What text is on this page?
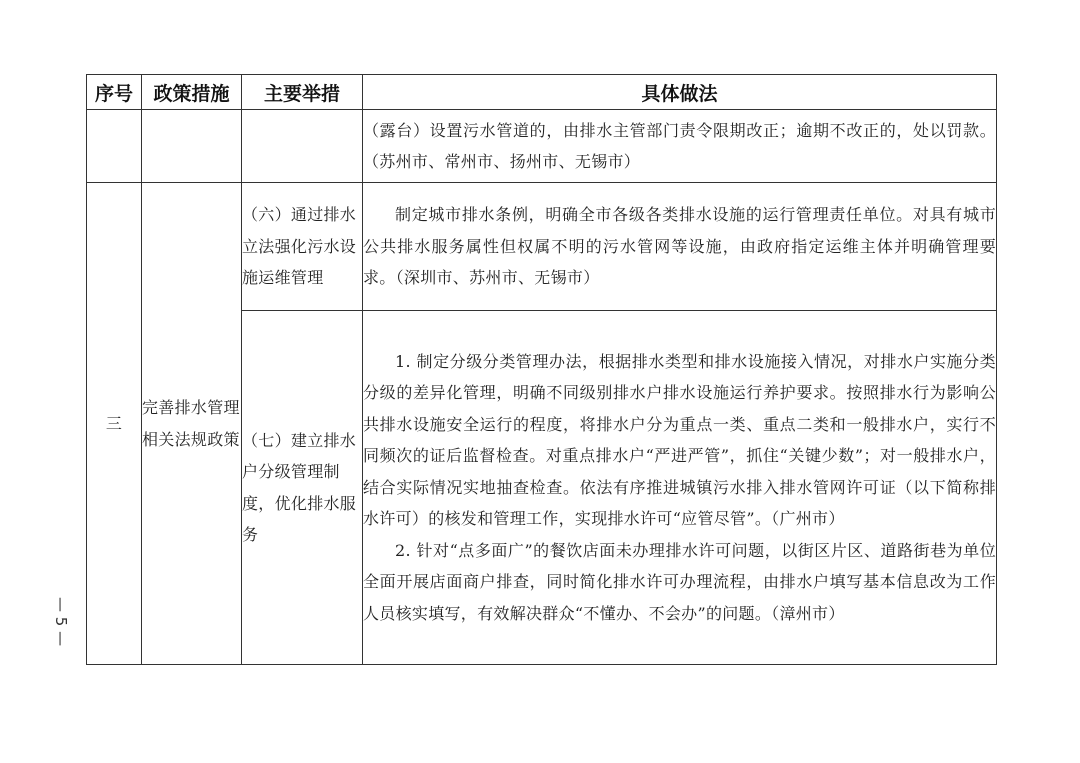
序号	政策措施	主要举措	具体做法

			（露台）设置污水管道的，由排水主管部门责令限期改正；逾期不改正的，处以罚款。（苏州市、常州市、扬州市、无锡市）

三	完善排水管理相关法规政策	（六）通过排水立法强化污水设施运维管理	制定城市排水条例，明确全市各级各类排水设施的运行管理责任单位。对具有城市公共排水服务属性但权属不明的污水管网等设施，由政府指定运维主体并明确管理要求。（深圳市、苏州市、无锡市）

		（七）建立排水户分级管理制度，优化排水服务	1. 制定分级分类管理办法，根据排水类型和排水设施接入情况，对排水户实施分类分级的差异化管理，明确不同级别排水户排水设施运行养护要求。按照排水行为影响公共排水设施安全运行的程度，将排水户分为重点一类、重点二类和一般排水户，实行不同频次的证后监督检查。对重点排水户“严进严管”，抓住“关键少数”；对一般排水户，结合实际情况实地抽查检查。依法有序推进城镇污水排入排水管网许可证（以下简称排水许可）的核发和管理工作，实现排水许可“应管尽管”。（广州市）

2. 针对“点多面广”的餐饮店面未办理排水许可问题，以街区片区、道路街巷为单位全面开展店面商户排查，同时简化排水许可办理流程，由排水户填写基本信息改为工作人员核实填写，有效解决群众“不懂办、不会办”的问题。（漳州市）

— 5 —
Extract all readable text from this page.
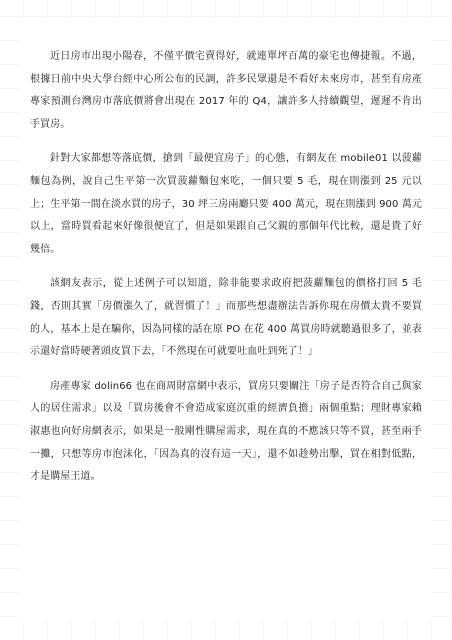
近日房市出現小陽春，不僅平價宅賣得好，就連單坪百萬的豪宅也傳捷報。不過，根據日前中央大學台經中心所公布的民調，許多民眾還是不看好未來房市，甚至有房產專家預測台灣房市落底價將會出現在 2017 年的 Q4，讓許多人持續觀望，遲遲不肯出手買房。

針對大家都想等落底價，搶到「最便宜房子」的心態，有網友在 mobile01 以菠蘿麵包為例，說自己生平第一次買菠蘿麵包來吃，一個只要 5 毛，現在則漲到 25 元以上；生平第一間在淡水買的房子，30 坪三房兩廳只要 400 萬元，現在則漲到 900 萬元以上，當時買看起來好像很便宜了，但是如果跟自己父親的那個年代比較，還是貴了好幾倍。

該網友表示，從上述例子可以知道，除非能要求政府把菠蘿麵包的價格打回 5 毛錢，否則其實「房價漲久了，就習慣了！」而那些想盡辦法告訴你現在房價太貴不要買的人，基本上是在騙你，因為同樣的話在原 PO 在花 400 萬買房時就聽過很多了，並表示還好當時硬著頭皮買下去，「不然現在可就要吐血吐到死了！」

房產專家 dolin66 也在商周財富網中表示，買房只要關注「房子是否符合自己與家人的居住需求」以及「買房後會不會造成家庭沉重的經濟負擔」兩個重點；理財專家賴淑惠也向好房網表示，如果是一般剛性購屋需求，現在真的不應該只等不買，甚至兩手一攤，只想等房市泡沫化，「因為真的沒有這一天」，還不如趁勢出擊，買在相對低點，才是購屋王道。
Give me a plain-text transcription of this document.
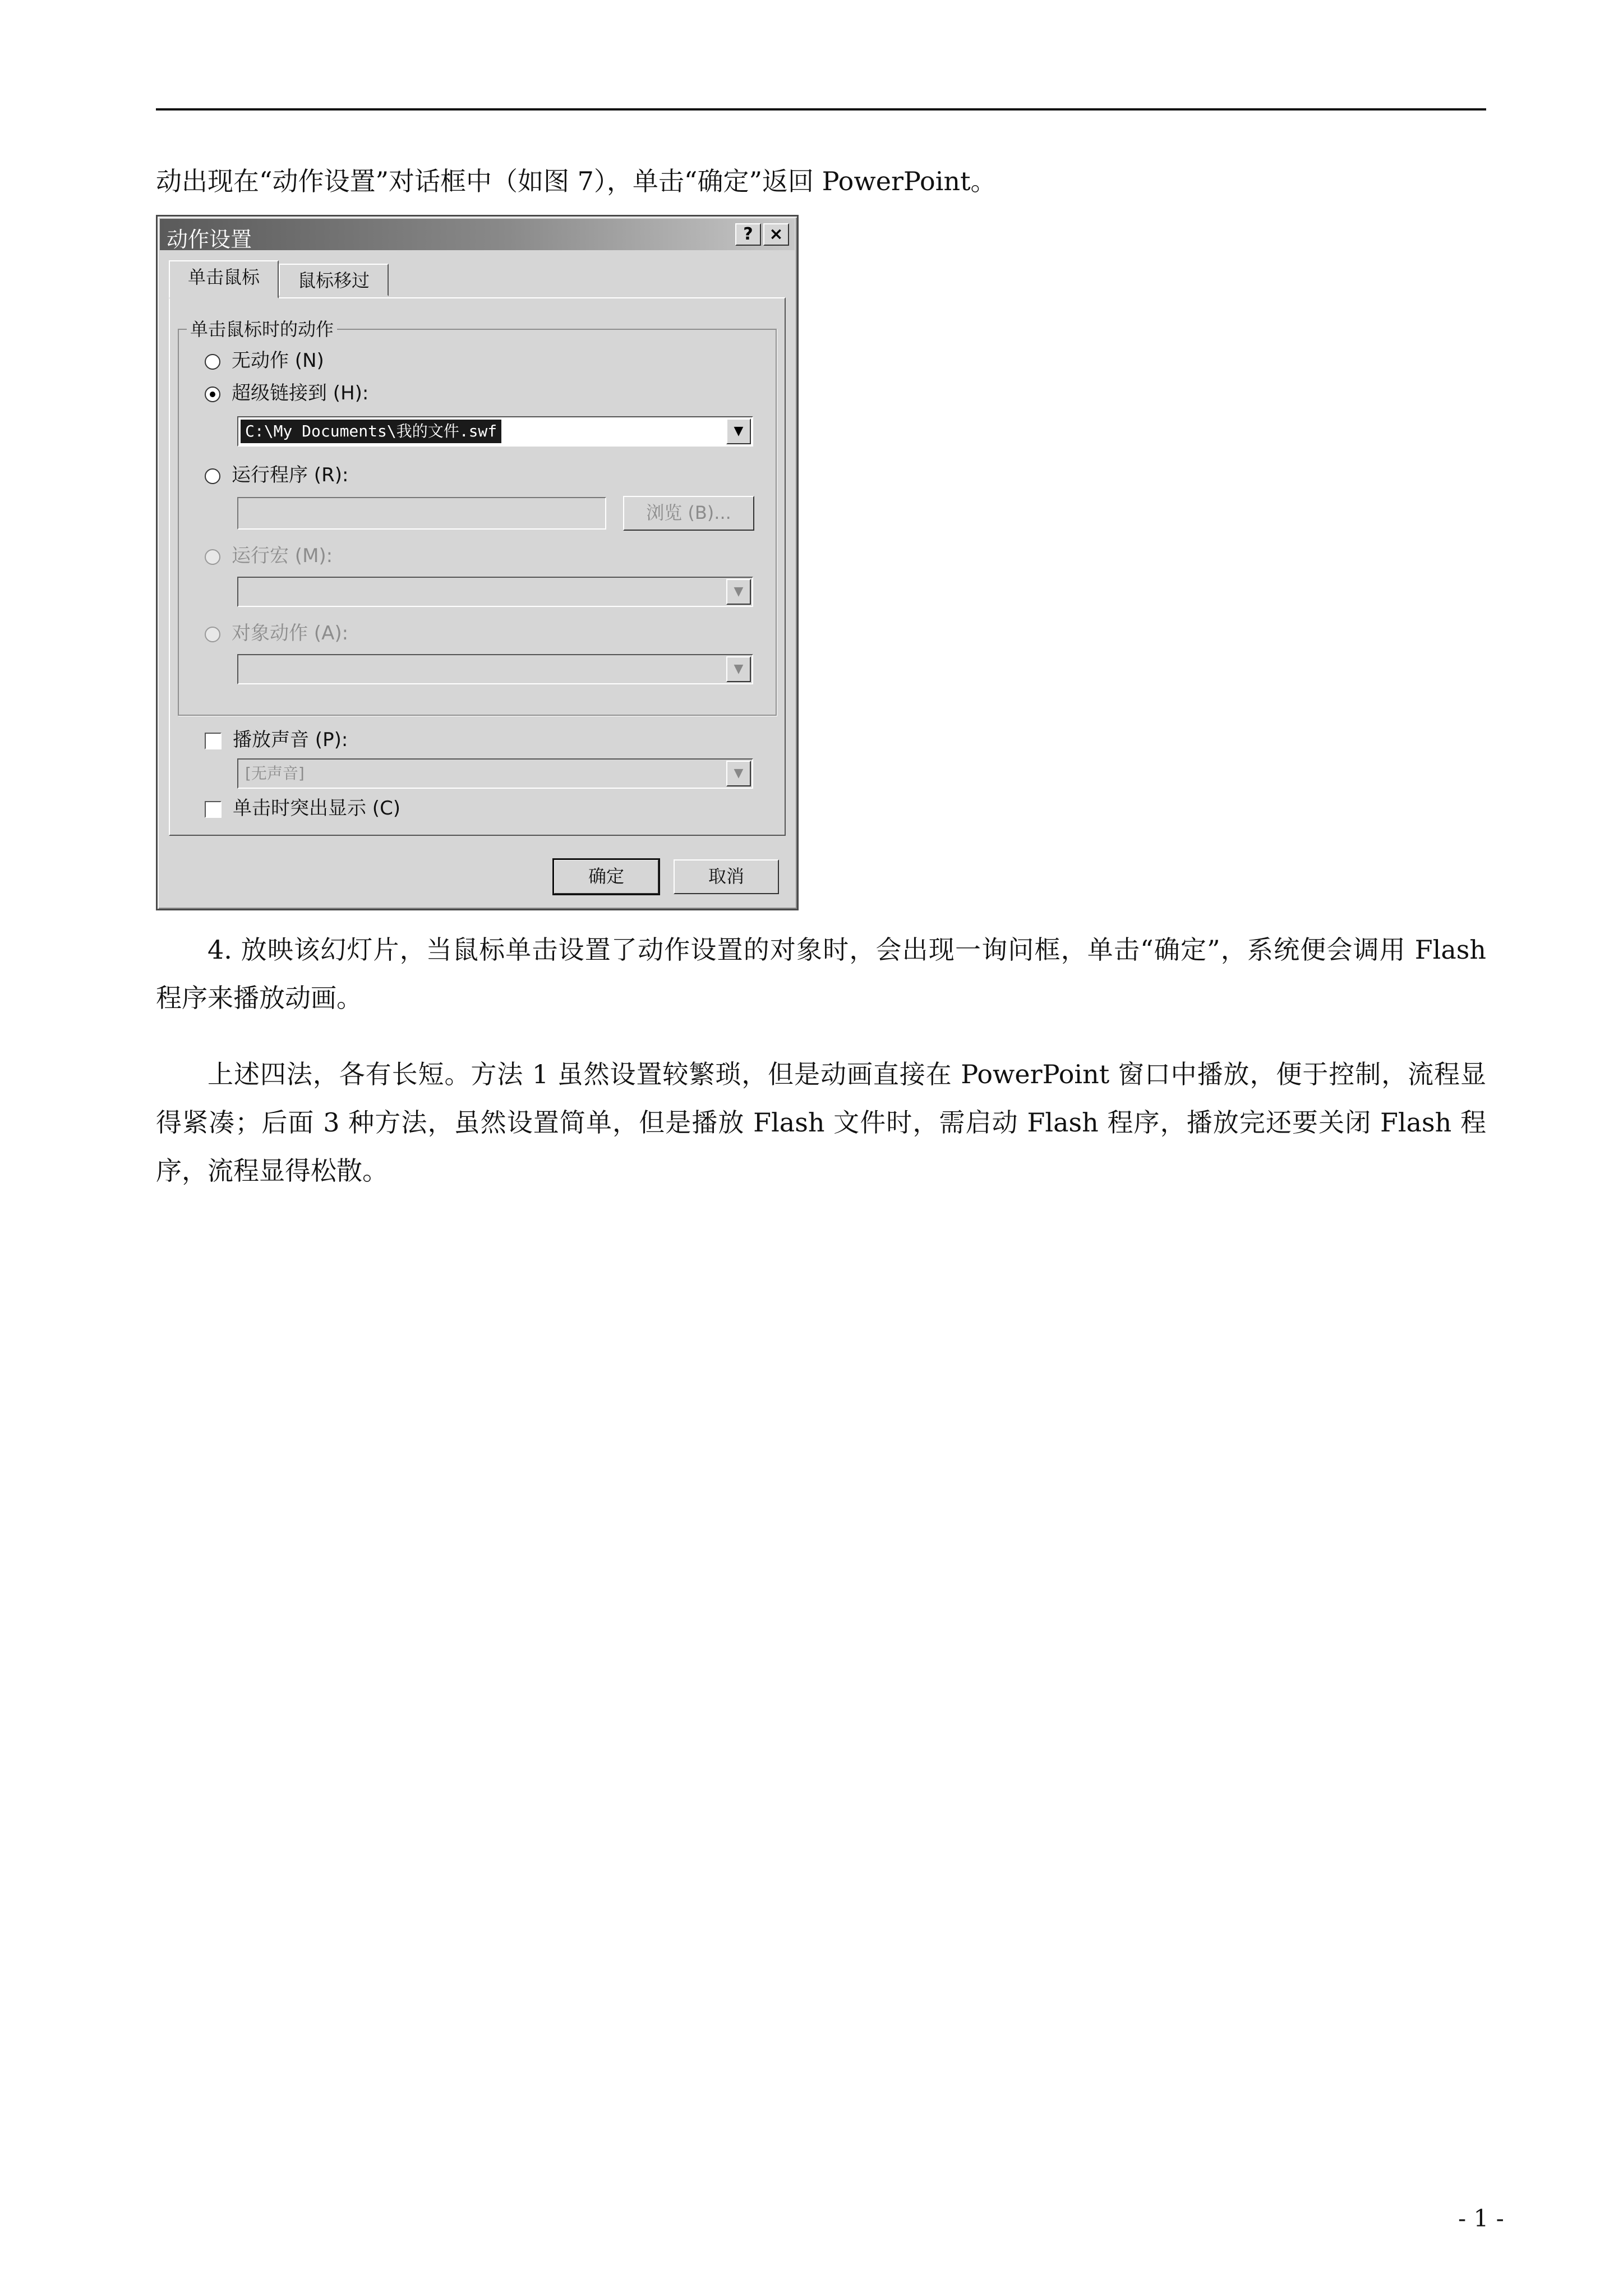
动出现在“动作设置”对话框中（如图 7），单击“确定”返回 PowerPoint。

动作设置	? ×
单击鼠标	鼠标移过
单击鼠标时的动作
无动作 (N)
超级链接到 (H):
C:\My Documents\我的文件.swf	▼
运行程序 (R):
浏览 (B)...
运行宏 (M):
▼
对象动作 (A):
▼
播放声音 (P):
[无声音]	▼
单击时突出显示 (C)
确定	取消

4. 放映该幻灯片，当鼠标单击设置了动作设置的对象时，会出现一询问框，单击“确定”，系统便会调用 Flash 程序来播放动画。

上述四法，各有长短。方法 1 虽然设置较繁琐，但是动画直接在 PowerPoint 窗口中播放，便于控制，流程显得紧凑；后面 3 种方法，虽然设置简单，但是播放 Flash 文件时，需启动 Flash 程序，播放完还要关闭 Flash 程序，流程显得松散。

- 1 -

┄┄┄┄┄┄┄┄┄┄┄┄┄┄┄┄┄┄┄┄

● **Exercise task**: Leave out every picture and write out exactly the lines running from the line containing "Give me a plain-text" to the end of the listing above.

● **Exercise output**:
Give me a plain-text transcription of this document.
动出现在“动作设置”对话框中（如图 7），单击“确定”返回 PowerPoint。

动作设置	? ×
单击鼠标	鼠标移过
单击鼠标时的动作
无动作 (N)
超级链接到 (H):
C:\My Documents\我的文件.swf	▼
运行程序 (R):
浏览 (B)...
运行宏 (M):
▼
对象动作 (A):
▼
播放声音 (P):
[无声音]	▼
单击时突出显示 (C)
确定	取消

4. 放映该幻灯片，当鼠标单击设置了动作设置的对象时，会出现一询问框，单击“确定”，系统便会调用 Flash 程序来播放动画。

上述四法，各有长短。方法 1 虽然设置较繁琐，但是动画直接在 PowerPoint 窗口中播放，便于控制，流程显得紧凑；后面 3 种方法，虽然设置简单，但是播放 Flash 文件时，需启动 Flash 程序，播放完还要关闭 Flash 程序，流程显得松散。

- 1 -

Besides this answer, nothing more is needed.